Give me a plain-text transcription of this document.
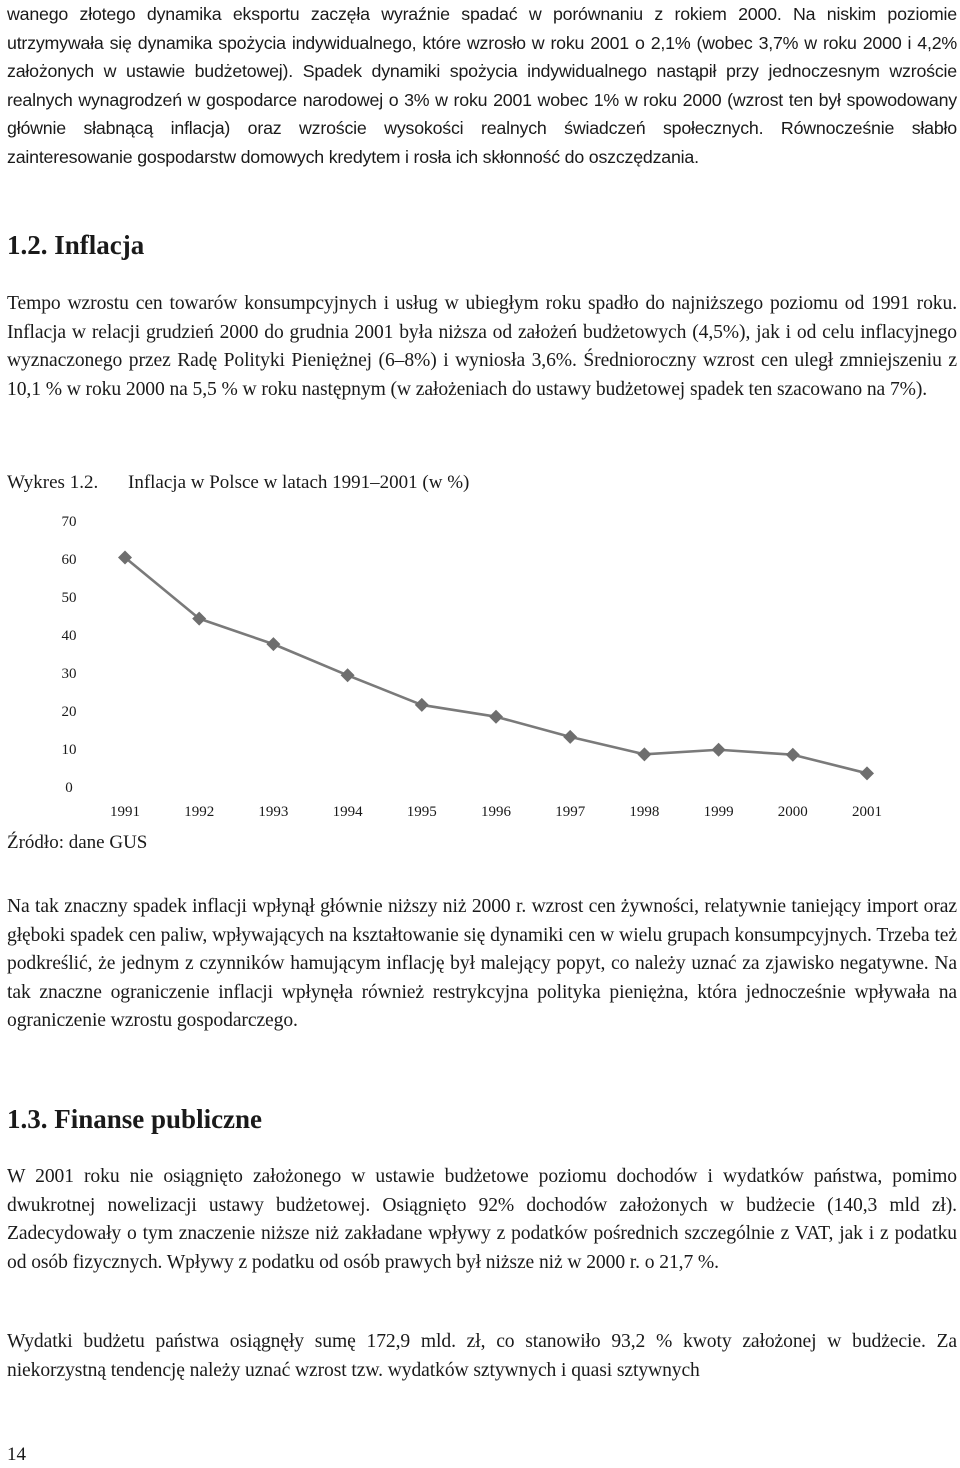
wanego złotego dynamika eksportu zaczęła wyraźnie spadać w porównaniu z rokiem 2000. Na niskim poziomie utrzymywała się dynamika spożycia indywidualnego, które wzrosło w roku 2001 o 2,1% (wobec 3,7% w roku 2000 i 4,2% założonych w ustawie budżetowej). Spadek dynamiki spożycia indywidualnego nastąpił przy jednoczesnym wzroście realnych wynagrodzeń w gospodarce narodowej o 3% w roku 2001 wobec 1% w roku 2000 (wzrost ten był spowodowany głównie słabnącą inflacja) oraz wzroście wysokości realnych świadczeń społecznych. Równocześnie słabło zainteresowanie gospodarstw domowych kredytem i rosła ich skłonność do oszczędzania.

1.2. Inflacja

Tempo wzrostu cen towarów konsumpcyjnych i usług w ubiegłym roku spadło do najniższego poziomu od 1991 roku. Inflacja w relacji grudzień 2000 do grudnia 2001 była niższa od założeń budżetowych (4,5%), jak i od celu inflacyjnego wyznaczonego przez Radę Polityki Pieniężnej (6–8%) i wyniosła 3,6%. Średnioroczny wzrost cen uległ zmniejszeniu z 10,1 % w roku 2000 na 5,5 % w roku następnym (w założeniach do ustawy budżetowej spadek ten szacowano na 7%).

Wykres 1.2. Inflacja w Polsce w latach 1991–2001 (w %)

0
10
20
30
40
50
60
70
1991	1992	1993	1994	1995	1996	1997	1998	1999	2000	2001

Źródło: dane GUS

Na tak znaczny spadek inflacji wpłynął głównie niższy niż 2000 r. wzrost cen żywności, relatywnie taniejący import oraz głęboki spadek cen paliw, wpływających na kształtowanie się dynamiki cen w wielu grupach konsumpcyjnych. Trzeba też podkreślić, że jednym z czynników hamującym inflację był malejący popyt, co należy uznać za zjawisko negatywne. Na tak znaczne ograniczenie inflacji wpłynęła również restrykcyjna polityka pieniężna, która jednocześnie wpływała na ograniczenie wzrostu gospodarczego.

1.3. Finanse publiczne

W 2001 roku nie osiągnięto założonego w ustawie budżetowe poziomu dochodów i wydatków państwa, pomimo dwukrotnej nowelizacji ustawy budżetowej. Osiągnięto 92% dochodów założonych w budżecie (140,3 mld zł). Zadecydowały o tym znaczenie niższe niż zakładane wpływy z podatków pośrednich szczególnie z VAT, jak i z podatku od osób fizycznych. Wpływy z podatku od osób prawych był niższe niż w 2000 r. o 21,7 %.

Wydatki budżetu państwa osiągnęły sumę 172,9 mld. zł, co stanowiło 93,2 % kwoty założonej w budżecie. Za niekorzystną tendencję należy uznać wzrost tzw. wydatków sztywnych i quasi sztywnych

14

──────

◆ **Instructions to follow**
Repeat every record precisely. Any picture among them stays out of the copy.

◆ **Worked solution**
Give me a plain-text transcription of this document.
wanego złotego dynamika eksportu zaczęła wyraźnie spadać w porównaniu z rokiem 2000. Na niskim poziomie utrzymywała się dynamika spożycia indywidualnego, które wzrosło w roku 2001 o 2,1% (wobec 3,7% w roku 2000 i 4,2% założonych w ustawie budżetowej). Spadek dynamiki spożycia indywidualnego nastąpił przy jednoczesnym wzroście realnych wynagrodzeń w gospodarce narodowej o 3% w roku 2001 wobec 1% w roku 2000 (wzrost ten był spowodowany głównie słabnącą inflacja) oraz wzroście wysokości realnych świadczeń społecznych. Równocześnie słabło zainteresowanie gospodarstw domowych kredytem i rosła ich skłonność do oszczędzania.

1.2. Inflacja

Tempo wzrostu cen towarów konsumpcyjnych i usług w ubiegłym roku spadło do najniższego poziomu od 1991 roku. Inflacja w relacji grudzień 2000 do grudnia 2001 była niższa od założeń budżetowych (4,5%), jak i od celu inflacyjnego wyznaczonego przez Radę Polityki Pieniężnej (6–8%) i wyniosła 3,6%. Średnioroczny wzrost cen uległ zmniejszeniu z 10,1 % w roku 2000 na 5,5 % w roku następnym (w założeniach do ustawy budżetowej spadek ten szacowano na 7%).

Wykres 1.2. Inflacja w Polsce w latach 1991–2001 (w %)

0
10
20
30
40
50
60
70
1991	1992	1993	1994	1995	1996	1997	1998	1999	2000	2001

Źródło: dane GUS

Na tak znaczny spadek inflacji wpłynął głównie niższy niż 2000 r. wzrost cen żywności, relatywnie taniejący import oraz głęboki spadek cen paliw, wpływających na kształtowanie się dynamiki cen w wielu grupach konsumpcyjnych. Trzeba też podkreślić, że jednym z czynników hamującym inflację był malejący popyt, co należy uznać za zjawisko negatywne. Na tak znaczne ograniczenie inflacji wpłynęła również restrykcyjna polityka pieniężna, która jednocześnie wpływała na ograniczenie wzrostu gospodarczego.

1.3. Finanse publiczne

W 2001 roku nie osiągnięto założonego w ustawie budżetowe poziomu dochodów i wydatków państwa, pomimo dwukrotnej nowelizacji ustawy budżetowej. Osiągnięto 92% dochodów założonych w budżecie (140,3 mld zł). Zadecydowały o tym znaczenie niższe niż zakładane wpływy z podatków pośrednich szczególnie z VAT, jak i z podatku od osób fizycznych. Wpływy z podatku od osób prawych był niższe niż w 2000 r. o 21,7 %.

Wydatki budżetu państwa osiągnęły sumę 172,9 mld. zł, co stanowiło 93,2 % kwoty założonej w budżecie. Za niekorzystną tendencję należy uznać wzrost tzw. wydatków sztywnych i quasi sztywnych

14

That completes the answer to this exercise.